— Stored dataset items —

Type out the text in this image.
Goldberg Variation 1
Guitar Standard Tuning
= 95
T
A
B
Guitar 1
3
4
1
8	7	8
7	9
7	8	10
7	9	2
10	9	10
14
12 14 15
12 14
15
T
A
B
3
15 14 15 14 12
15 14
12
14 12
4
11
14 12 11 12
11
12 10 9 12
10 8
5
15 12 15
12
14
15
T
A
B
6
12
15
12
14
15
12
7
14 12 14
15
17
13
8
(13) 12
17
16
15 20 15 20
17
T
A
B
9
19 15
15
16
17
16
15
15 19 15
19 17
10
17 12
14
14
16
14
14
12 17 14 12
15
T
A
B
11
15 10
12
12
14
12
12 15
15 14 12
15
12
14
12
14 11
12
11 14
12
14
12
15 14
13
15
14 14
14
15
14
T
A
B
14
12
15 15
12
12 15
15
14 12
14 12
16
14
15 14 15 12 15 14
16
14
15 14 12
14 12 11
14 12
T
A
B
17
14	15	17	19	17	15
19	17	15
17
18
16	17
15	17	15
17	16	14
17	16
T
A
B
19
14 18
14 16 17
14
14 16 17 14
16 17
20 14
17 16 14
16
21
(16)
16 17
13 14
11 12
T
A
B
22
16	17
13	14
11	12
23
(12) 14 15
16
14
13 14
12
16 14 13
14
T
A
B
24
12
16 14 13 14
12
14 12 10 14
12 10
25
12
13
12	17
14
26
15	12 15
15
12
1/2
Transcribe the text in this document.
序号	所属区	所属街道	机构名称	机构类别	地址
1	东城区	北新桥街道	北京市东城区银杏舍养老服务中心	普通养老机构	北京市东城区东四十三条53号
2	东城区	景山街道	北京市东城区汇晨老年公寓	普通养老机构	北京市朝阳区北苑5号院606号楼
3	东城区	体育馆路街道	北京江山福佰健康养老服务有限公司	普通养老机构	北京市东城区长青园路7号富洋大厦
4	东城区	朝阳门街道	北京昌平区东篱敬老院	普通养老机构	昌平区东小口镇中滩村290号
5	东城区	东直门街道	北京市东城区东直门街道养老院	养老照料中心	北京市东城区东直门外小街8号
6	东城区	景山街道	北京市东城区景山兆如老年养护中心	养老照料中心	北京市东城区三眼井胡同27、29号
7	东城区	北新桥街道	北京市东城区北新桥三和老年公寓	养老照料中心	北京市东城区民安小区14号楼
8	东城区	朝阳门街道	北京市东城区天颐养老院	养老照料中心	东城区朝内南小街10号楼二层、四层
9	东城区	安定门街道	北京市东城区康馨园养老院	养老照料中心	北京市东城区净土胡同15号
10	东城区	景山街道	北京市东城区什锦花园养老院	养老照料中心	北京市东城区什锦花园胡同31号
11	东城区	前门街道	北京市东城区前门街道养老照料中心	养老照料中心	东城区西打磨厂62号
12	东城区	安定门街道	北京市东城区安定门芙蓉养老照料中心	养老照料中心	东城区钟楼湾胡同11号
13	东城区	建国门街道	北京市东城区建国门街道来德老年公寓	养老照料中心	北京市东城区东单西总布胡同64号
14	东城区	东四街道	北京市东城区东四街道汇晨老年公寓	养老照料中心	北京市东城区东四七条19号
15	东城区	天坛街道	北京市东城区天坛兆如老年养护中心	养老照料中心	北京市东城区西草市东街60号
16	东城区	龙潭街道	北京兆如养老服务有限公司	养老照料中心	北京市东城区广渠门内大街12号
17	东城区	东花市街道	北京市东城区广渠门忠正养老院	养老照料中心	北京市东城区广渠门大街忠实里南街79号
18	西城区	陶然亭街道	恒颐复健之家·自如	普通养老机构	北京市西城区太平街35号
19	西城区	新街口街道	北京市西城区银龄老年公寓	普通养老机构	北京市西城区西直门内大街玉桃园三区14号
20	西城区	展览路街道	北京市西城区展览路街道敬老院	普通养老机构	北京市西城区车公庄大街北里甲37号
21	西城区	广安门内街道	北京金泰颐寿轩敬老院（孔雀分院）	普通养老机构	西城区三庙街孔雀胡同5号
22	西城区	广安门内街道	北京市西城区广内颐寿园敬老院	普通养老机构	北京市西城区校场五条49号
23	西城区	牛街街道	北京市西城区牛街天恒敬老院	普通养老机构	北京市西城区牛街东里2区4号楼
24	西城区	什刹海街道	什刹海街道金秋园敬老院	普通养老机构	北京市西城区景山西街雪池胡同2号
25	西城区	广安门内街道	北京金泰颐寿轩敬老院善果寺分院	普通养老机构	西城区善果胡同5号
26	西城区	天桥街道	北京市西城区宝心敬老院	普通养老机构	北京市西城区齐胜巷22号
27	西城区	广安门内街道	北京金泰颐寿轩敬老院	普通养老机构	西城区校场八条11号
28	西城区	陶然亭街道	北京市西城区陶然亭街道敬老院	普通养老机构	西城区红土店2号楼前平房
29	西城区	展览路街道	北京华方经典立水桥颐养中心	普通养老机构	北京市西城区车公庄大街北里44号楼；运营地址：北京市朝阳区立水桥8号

— TASK STATEMENT —
In the entries above, find each line with the word "展览路街道" and copy it.

— COMPLETE RESPONSE —
20	西城区	展览路街道	北京市西城区展览路街道敬老院	普通养老机构	北京市西城区车公庄大街北里甲37号
29	西城区	展览路街道	北京华方经典立水桥颐养中心	普通养老机构	北京市西城区车公庄大街北里44号楼；运营地址：北京市朝阳区立水桥8号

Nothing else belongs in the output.